'''
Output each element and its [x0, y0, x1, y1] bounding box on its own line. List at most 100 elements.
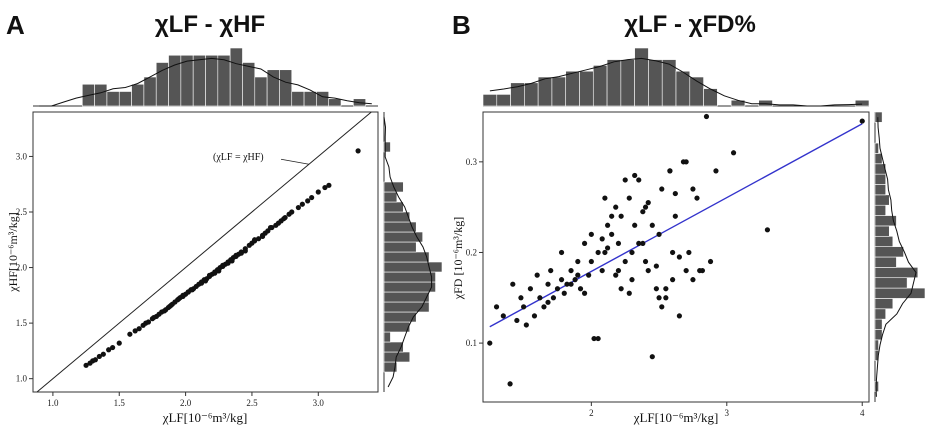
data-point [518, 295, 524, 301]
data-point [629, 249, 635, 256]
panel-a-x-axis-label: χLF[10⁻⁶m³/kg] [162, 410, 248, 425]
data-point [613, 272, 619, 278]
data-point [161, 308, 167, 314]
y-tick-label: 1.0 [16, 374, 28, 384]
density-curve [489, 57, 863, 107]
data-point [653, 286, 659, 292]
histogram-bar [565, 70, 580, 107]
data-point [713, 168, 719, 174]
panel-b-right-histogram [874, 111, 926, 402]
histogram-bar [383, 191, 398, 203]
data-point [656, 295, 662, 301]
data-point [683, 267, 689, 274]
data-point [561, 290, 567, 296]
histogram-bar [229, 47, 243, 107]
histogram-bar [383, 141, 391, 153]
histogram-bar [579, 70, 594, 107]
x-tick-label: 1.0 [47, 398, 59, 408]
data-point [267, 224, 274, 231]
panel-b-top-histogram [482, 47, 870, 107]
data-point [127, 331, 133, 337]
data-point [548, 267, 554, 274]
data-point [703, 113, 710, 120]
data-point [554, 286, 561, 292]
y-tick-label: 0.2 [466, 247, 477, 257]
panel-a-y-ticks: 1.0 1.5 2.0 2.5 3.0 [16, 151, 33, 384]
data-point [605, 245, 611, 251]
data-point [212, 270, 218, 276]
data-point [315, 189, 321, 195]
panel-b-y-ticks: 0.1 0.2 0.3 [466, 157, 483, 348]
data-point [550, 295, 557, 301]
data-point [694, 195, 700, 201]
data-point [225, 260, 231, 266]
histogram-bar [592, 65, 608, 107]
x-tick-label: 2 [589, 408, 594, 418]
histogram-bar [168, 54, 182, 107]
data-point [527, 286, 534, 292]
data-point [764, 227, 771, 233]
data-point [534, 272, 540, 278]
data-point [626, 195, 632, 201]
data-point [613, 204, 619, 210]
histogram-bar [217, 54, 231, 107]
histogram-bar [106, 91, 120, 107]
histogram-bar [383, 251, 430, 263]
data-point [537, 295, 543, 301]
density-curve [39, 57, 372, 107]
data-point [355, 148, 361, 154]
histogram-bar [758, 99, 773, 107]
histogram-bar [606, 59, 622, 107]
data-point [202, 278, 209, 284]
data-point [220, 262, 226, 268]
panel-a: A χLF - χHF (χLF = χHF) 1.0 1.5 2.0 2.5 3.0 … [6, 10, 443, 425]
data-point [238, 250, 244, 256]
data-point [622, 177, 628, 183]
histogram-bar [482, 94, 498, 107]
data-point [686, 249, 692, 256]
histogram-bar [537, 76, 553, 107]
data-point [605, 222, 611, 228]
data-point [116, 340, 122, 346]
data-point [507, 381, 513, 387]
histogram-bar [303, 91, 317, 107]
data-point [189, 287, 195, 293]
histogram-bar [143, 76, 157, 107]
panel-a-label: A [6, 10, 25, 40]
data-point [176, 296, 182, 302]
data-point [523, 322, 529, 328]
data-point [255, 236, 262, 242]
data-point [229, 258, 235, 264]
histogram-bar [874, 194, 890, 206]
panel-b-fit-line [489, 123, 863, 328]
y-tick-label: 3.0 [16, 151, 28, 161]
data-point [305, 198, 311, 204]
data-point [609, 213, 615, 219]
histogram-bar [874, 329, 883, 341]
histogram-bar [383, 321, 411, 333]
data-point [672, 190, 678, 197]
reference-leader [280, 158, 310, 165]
'''
> [练习目标]
把上面列表的每一行原样重抄一遍，其中的图片不要写进答案。

> [本题答案]
Output each element and its [x0, y0, x1, y1] bounding box on its own line. List at most 100 elements.
data-point [518, 295, 524, 301]
data-point [629, 249, 635, 256]
panel-a-x-axis-label: χLF[10⁻⁶m³/kg] [162, 410, 248, 425]
data-point [613, 272, 619, 278]
data-point [161, 308, 167, 314]
y-tick-label: 1.0 [16, 374, 28, 384]
density-curve [489, 57, 863, 107]
data-point [653, 286, 659, 292]
histogram-bar [565, 70, 580, 107]
data-point [713, 168, 719, 174]
panel-b-right-histogram [874, 111, 926, 402]
histogram-bar [383, 191, 398, 203]
data-point [656, 295, 662, 301]
data-point [683, 267, 689, 274]
data-point [561, 290, 567, 296]
histogram-bar [229, 47, 243, 107]
histogram-bar [383, 141, 391, 153]
histogram-bar [579, 70, 594, 107]
x-tick-label: 1.0 [47, 398, 59, 408]
data-point [267, 224, 274, 231]
panel-b-top-histogram [482, 47, 870, 107]
data-point [127, 331, 133, 337]
data-point [548, 267, 554, 274]
data-point [703, 113, 710, 120]
data-point [554, 286, 561, 292]
y-tick-label: 0.2 [466, 247, 477, 257]
panel-a-y-ticks: 1.0 1.5 2.0 2.5 3.0 [16, 151, 33, 384]
data-point [605, 245, 611, 251]
data-point [212, 270, 218, 276]
data-point [315, 189, 321, 195]
panel-b-y-ticks: 0.1 0.2 0.3 [466, 157, 483, 348]
data-point [550, 295, 557, 301]
data-point [694, 195, 700, 201]
data-point [225, 260, 231, 266]
histogram-bar [592, 65, 608, 107]
x-tick-label: 2 [589, 408, 594, 418]
histogram-bar [168, 54, 182, 107]
data-point [527, 286, 534, 292]
data-point [764, 227, 771, 233]
data-point [534, 272, 540, 278]
data-point [626, 195, 632, 201]
data-point [613, 204, 619, 210]
histogram-bar [217, 54, 231, 107]
histogram-bar [106, 91, 120, 107]
histogram-bar [383, 251, 430, 263]
data-point [537, 295, 543, 301]
density-curve [39, 57, 372, 107]
data-point [355, 148, 361, 154]
histogram-bar [758, 99, 773, 107]
histogram-bar [606, 59, 622, 107]
data-point [202, 278, 209, 284]
data-point [220, 262, 226, 268]
panel-a: A χLF - χHF (χLF = χHF) 1.0 1.5 2.0 2.5 3.0 … [6, 10, 443, 425]
data-point [238, 250, 244, 256]
data-point [622, 177, 628, 183]
histogram-bar [482, 94, 498, 107]
data-point [686, 249, 692, 256]
histogram-bar [537, 76, 553, 107]
data-point [605, 222, 611, 228]
data-point [116, 340, 122, 346]
data-point [507, 381, 513, 387]
histogram-bar [303, 91, 317, 107]
data-point [189, 287, 195, 293]
histogram-bar [143, 76, 157, 107]
panel-a-label: A [6, 10, 25, 40]
data-point [176, 296, 182, 302]
data-point [523, 322, 529, 328]
data-point [255, 236, 262, 242]
data-point [229, 258, 235, 264]
histogram-bar [874, 194, 890, 206]
panel-b-fit-line [489, 123, 863, 328]
y-tick-label: 3.0 [16, 151, 28, 161]
data-point [305, 198, 311, 204]
data-point [609, 213, 615, 219]
histogram-bar [874, 329, 883, 341]
histogram-bar [383, 321, 411, 333]
data-point [672, 190, 678, 197]
reference-leader [280, 158, 310, 165]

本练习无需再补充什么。